**The input**
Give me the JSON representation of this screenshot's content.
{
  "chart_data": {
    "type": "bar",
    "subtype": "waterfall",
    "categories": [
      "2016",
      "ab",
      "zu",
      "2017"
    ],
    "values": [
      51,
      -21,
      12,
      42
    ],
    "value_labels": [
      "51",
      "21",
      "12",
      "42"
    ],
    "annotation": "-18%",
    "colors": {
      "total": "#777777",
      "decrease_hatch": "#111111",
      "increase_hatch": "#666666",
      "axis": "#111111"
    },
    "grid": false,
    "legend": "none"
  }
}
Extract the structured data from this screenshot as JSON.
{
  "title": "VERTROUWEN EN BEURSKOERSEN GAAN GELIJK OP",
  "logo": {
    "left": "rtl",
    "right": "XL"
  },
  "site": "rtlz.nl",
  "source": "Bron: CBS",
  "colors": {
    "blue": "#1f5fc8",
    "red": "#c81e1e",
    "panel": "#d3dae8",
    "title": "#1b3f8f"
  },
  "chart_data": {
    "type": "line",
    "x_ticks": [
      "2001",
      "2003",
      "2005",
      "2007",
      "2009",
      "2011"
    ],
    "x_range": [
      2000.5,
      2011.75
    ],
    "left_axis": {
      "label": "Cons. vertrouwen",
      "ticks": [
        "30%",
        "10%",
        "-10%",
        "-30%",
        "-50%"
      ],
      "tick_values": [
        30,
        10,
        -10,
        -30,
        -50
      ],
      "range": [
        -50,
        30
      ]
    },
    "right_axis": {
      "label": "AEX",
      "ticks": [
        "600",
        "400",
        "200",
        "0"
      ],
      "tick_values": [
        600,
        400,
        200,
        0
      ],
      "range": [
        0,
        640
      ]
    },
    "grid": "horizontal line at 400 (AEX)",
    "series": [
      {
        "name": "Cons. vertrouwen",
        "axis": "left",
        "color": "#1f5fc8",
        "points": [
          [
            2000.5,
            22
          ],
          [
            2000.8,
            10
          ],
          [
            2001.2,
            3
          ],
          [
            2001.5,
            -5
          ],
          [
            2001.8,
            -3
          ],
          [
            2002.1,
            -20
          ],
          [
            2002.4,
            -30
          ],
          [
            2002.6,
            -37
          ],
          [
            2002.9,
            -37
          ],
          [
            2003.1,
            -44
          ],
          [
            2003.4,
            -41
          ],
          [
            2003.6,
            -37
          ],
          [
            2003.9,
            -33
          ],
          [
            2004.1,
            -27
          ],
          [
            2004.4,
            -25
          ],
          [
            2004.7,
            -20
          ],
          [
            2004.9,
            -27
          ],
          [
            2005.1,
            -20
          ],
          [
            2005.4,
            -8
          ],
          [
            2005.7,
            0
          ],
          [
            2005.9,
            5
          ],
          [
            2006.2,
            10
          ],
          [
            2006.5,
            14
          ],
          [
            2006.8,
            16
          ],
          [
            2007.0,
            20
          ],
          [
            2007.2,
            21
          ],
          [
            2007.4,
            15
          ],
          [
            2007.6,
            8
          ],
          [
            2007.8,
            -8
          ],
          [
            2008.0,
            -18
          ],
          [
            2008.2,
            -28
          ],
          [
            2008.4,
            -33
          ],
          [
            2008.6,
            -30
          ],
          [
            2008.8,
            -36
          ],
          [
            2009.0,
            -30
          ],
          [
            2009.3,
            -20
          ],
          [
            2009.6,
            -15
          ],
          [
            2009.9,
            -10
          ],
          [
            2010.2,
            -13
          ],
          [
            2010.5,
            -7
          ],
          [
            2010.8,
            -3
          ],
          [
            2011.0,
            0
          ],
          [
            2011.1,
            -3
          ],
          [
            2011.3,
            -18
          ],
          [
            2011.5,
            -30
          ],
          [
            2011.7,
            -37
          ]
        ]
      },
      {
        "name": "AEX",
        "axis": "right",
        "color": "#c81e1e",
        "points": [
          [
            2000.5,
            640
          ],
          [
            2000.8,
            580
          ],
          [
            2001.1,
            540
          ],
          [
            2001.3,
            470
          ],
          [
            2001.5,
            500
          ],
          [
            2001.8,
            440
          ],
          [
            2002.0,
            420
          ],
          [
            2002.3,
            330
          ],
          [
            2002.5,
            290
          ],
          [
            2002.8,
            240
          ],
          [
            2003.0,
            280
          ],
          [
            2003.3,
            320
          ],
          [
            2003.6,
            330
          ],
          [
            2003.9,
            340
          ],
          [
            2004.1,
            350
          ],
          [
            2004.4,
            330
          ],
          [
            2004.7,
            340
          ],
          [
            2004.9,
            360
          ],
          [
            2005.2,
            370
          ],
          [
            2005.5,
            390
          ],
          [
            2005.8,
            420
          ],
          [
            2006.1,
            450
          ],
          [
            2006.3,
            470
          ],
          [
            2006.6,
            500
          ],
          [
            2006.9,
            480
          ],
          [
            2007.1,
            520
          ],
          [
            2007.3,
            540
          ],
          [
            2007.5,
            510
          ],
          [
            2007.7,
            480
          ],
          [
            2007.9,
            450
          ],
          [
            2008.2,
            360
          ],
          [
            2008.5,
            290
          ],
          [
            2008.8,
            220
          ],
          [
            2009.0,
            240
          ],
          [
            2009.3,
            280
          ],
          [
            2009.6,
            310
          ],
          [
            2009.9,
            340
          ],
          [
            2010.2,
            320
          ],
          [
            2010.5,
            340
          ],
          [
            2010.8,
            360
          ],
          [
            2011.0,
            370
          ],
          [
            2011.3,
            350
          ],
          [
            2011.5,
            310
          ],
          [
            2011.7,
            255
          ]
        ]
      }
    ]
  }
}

**Your task**
Reproduce the entries above exactly.

**Task output**
Give me the JSON representation of this screenshot's content.
{
  "chart_data": {
    "type": "bar",
    "subtype": "waterfall",
    "categories": [
      "2016",
      "ab",
      "zu",
      "2017"
    ],
    "values": [
      51,
      -21,
      12,
      42
    ],
    "value_labels": [
      "51",
      "21",
      "12",
      "42"
    ],
    "annotation": "-18%",
    "colors": {
      "total": "#777777",
      "decrease_hatch": "#111111",
      "increase_hatch": "#666666",
      "axis": "#111111"
    },
    "grid": false,
    "legend": "none"
  }
}
Extract the structured data from this screenshot as JSON.
{
  "title": "VERTROUWEN EN BEURSKOERSEN GAAN GELIJK OP",
  "logo": {
    "left": "rtl",
    "right": "XL"
  },
  "site": "rtlz.nl",
  "source": "Bron: CBS",
  "colors": {
    "blue": "#1f5fc8",
    "red": "#c81e1e",
    "panel": "#d3dae8",
    "title": "#1b3f8f"
  },
  "chart_data": {
    "type": "line",
    "x_ticks": [
      "2001",
      "2003",
      "2005",
      "2007",
      "2009",
      "2011"
    ],
    "x_range": [
      2000.5,
      2011.75
    ],
    "left_axis": {
      "label": "Cons. vertrouwen",
      "ticks": [
        "30%",
        "10%",
        "-10%",
        "-30%",
        "-50%"
      ],
      "tick_values": [
        30,
        10,
        -10,
        -30,
        -50
      ],
      "range": [
        -50,
        30
      ]
    },
    "right_axis": {
      "label": "AEX",
      "ticks": [
        "600",
        "400",
        "200",
        "0"
      ],
      "tick_values": [
        600,
        400,
        200,
        0
      ],
      "range": [
        0,
        640
      ]
    },
    "grid": "horizontal line at 400 (AEX)",
    "series": [
      {
        "name": "Cons. vertrouwen",
        "axis": "left",
        "color": "#1f5fc8",
        "points": [
          [
            2000.5,
            22
          ],
          [
            2000.8,
            10
          ],
          [
            2001.2,
            3
          ],
          [
            2001.5,
            -5
          ],
          [
            2001.8,
            -3
          ],
          [
            2002.1,
            -20
          ],
          [
            2002.4,
            -30
          ],
          [
            2002.6,
            -37
          ],
          [
            2002.9,
            -37
          ],
          [
            2003.1,
            -44
          ],
          [
            2003.4,
            -41
          ],
          [
            2003.6,
            -37
          ],
          [
            2003.9,
            -33
          ],
          [
            2004.1,
            -27
          ],
          [
            2004.4,
            -25
          ],
          [
            2004.7,
            -20
          ],
          [
            2004.9,
            -27
          ],
          [
            2005.1,
            -20
          ],
          [
            2005.4,
            -8
          ],
          [
            2005.7,
            0
          ],
          [
            2005.9,
            5
          ],
          [
            2006.2,
            10
          ],
          [
            2006.5,
            14
          ],
          [
            2006.8,
            16
          ],
          [
            2007.0,
            20
          ],
          [
            2007.2,
            21
          ],
          [
            2007.4,
            15
          ],
          [
            2007.6,
            8
          ],
          [
            2007.8,
            -8
          ],
          [
            2008.0,
            -18
          ],
          [
            2008.2,
            -28
          ],
          [
            2008.4,
            -33
          ],
          [
            2008.6,
            -30
          ],
          [
            2008.8,
            -36
          ],
          [
            2009.0,
            -30
          ],
          [
            2009.3,
            -20
          ],
          [
            2009.6,
            -15
          ],
          [
            2009.9,
            -10
          ],
          [
            2010.2,
            -13
          ],
          [
            2010.5,
            -7
          ],
          [
            2010.8,
            -3
          ],
          [
            2011.0,
            0
          ],
          [
            2011.1,
            -3
          ],
          [
            2011.3,
            -18
          ],
          [
            2011.5,
            -30
          ],
          [
            2011.7,
            -37
          ]
        ]
      },
      {
        "name": "AEX",
        "axis": "right",
        "color": "#c81e1e",
        "points": [
          [
            2000.5,
            640
          ],
          [
            2000.8,
            580
          ],
          [
            2001.1,
            540
          ],
          [
            2001.3,
            470
          ],
          [
            2001.5,
            500
          ],
          [
            2001.8,
            440
          ],
          [
            2002.0,
            420
          ],
          [
            2002.3,
            330
          ],
          [
            2002.5,
            290
          ],
          [
            2002.8,
            240
          ],
          [
            2003.0,
            280
          ],
          [
            2003.3,
            320
          ],
          [
            2003.6,
            330
          ],
          [
            2003.9,
            340
          ],
          [
            2004.1,
            350
          ],
          [
            2004.4,
            330
          ],
          [
            2004.7,
            340
          ],
          [
            2004.9,
            360
          ],
          [
            2005.2,
            370
          ],
          [
            2005.5,
            390
          ],
          [
            2005.8,
            420
          ],
          [
            2006.1,
            450
          ],
          [
            2006.3,
            470
          ],
          [
            2006.6,
            500
          ],
          [
            2006.9,
            480
          ],
          [
            2007.1,
            520
          ],
          [
            2007.3,
            540
          ],
          [
            2007.5,
            510
          ],
          [
            2007.7,
            480
          ],
          [
            2007.9,
            450
          ],
          [
            2008.2,
            360
          ],
          [
            2008.5,
            290
          ],
          [
            2008.8,
            220
          ],
          [
            2009.0,
            240
          ],
          [
            2009.3,
            280
          ],
          [
            2009.6,
            310
          ],
          [
            2009.9,
            340
          ],
          [
            2010.2,
            320
          ],
          [
            2010.5,
            340
          ],
          [
            2010.8,
            360
          ],
          [
            2011.0,
            370
          ],
          [
            2011.3,
            350
          ],
          [
            2011.5,
            310
          ],
          [
            2011.7,
            255
          ]
        ]
      }
    ]
  }
}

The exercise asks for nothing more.